#### Problem to work on:
Every line that contains the word "Bible" should be copied out.

#### Dataset content:
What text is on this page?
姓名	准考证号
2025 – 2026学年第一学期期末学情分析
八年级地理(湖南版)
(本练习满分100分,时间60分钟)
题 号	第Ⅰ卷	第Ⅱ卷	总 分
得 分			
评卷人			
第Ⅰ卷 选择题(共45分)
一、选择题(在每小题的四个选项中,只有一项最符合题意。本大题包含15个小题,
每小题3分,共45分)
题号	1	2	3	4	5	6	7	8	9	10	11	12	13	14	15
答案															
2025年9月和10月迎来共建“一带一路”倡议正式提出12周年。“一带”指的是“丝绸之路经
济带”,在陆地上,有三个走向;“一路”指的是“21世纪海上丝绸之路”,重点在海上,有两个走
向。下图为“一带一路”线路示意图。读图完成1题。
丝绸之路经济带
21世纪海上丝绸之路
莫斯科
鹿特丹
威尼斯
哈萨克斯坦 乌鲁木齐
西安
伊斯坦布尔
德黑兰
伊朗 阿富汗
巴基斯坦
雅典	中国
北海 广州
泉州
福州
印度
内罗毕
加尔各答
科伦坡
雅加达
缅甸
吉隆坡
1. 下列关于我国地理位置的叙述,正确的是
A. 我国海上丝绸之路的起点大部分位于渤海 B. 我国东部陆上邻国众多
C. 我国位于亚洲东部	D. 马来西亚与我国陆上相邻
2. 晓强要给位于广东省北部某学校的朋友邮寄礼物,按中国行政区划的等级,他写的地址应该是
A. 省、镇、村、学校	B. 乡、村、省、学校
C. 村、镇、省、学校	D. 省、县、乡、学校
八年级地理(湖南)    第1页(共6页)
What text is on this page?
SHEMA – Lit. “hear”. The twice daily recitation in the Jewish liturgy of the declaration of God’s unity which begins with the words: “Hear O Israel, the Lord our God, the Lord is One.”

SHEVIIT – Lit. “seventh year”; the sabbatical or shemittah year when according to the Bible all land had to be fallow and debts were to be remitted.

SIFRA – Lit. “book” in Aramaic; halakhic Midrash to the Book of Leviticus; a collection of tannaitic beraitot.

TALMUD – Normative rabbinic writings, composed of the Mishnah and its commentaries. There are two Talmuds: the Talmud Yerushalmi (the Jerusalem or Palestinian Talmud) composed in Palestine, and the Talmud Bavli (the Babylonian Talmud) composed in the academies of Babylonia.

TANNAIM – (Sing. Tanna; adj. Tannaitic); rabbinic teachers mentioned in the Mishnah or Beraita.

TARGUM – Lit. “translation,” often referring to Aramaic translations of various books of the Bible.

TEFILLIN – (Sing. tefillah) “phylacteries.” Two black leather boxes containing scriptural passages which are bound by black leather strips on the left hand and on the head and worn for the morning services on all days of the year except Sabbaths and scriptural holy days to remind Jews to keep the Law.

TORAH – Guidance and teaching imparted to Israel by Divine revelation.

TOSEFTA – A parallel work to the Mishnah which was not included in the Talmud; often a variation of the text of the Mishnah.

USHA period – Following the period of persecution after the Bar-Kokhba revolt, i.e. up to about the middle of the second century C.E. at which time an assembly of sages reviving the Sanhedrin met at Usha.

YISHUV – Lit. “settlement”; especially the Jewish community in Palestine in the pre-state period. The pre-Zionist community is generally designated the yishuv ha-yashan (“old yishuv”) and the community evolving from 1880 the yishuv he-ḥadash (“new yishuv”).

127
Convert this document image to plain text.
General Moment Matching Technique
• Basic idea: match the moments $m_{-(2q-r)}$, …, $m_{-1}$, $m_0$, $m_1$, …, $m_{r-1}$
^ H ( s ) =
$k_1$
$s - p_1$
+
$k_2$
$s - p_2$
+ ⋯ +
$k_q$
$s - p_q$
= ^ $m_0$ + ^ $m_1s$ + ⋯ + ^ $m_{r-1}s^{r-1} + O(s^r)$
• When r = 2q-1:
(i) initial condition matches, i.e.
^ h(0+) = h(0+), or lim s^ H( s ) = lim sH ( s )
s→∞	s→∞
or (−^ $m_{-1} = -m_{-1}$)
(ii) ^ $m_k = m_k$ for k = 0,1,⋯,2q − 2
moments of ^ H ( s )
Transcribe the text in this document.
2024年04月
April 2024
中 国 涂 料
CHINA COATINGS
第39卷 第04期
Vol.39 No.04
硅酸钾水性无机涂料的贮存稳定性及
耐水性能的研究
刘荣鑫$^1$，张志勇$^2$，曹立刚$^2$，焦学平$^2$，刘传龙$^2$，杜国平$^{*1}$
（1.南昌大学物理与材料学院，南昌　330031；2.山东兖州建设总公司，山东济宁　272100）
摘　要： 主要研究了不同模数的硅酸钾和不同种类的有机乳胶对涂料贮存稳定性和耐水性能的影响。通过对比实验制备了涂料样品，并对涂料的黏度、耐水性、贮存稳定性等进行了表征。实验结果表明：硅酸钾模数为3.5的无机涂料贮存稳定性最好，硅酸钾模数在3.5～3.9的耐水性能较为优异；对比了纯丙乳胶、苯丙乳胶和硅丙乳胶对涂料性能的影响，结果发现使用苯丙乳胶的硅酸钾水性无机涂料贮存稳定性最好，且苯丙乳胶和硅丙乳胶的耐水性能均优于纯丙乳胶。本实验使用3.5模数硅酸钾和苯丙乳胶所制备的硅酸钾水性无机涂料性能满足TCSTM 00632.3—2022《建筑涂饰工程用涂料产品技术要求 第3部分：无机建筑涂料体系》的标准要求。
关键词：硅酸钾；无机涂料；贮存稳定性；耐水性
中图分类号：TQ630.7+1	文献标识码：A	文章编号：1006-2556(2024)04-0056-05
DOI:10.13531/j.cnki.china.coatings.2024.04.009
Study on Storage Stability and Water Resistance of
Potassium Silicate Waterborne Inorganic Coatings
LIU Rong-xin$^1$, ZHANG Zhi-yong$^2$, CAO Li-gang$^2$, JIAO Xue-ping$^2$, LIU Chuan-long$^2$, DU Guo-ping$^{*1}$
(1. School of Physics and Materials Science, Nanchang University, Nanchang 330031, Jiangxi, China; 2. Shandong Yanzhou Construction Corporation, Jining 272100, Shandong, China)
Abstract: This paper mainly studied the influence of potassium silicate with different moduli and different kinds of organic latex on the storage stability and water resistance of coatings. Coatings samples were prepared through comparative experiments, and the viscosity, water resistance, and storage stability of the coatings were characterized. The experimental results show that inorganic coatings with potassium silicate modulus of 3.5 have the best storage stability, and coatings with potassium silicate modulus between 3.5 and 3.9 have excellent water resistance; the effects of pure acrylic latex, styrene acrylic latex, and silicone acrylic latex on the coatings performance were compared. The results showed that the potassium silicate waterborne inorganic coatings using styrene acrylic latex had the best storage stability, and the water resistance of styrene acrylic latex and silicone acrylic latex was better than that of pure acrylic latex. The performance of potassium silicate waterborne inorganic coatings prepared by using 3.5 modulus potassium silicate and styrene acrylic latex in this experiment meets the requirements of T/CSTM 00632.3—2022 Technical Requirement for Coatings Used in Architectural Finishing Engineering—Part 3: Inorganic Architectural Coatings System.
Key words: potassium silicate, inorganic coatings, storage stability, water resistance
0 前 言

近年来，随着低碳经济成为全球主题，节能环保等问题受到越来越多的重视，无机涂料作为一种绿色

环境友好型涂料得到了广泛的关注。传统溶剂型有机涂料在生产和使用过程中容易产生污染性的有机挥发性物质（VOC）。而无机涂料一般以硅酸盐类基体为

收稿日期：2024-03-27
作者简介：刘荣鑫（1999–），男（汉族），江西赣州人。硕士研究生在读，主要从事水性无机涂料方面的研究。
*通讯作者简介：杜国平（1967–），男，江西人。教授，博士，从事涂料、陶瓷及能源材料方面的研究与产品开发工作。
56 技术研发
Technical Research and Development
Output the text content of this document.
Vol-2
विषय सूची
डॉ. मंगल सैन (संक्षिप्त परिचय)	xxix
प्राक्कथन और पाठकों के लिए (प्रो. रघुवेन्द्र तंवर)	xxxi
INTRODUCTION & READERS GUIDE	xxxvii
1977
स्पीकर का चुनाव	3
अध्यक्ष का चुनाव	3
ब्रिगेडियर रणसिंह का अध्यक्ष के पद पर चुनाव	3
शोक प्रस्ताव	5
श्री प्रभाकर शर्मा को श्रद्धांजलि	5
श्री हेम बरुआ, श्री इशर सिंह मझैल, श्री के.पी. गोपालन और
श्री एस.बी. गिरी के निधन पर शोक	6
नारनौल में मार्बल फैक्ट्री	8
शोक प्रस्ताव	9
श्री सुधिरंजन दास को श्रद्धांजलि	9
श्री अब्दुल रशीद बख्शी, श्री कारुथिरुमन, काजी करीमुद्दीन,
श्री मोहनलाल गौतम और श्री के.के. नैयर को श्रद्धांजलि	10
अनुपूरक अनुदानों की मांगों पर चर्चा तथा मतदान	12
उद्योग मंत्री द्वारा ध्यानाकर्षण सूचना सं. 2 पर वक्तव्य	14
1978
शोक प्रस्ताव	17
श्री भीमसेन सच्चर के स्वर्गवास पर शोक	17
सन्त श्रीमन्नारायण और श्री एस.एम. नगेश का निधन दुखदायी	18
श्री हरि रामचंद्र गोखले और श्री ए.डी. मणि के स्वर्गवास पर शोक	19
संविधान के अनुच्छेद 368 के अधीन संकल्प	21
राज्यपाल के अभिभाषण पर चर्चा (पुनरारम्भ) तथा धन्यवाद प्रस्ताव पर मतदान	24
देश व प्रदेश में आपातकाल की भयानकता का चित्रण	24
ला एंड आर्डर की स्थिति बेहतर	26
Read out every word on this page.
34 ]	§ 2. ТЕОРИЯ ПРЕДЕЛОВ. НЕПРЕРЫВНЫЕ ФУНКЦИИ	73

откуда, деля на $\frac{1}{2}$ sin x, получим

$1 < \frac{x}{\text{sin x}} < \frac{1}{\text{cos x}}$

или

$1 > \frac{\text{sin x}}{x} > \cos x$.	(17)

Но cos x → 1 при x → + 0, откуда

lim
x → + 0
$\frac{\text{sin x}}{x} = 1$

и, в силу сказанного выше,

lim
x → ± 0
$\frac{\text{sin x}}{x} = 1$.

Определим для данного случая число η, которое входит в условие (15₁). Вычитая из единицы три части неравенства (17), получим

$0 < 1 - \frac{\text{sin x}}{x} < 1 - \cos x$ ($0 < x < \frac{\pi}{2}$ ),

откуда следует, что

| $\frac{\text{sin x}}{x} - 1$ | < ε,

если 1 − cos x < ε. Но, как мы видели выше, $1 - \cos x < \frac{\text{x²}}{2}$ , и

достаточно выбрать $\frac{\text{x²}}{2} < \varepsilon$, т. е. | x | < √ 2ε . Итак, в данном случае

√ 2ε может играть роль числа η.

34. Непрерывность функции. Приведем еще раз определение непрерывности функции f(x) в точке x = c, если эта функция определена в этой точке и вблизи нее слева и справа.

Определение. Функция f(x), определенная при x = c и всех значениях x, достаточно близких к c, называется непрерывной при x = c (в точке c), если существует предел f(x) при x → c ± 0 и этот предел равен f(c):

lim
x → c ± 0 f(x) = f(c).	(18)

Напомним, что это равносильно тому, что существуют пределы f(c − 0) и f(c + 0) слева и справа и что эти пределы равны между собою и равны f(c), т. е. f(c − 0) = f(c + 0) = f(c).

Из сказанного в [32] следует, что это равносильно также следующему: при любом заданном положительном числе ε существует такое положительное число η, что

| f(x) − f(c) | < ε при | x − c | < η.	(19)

#### Answer to the problem:
SHEVIIT – Lit. “seventh year”; the sabbatical or shemittah year when according to the Bible all land had to be fallow and debts were to be remitted.
TARGUM – Lit. “translation,” often referring to Aramaic translations of various books of the Bible.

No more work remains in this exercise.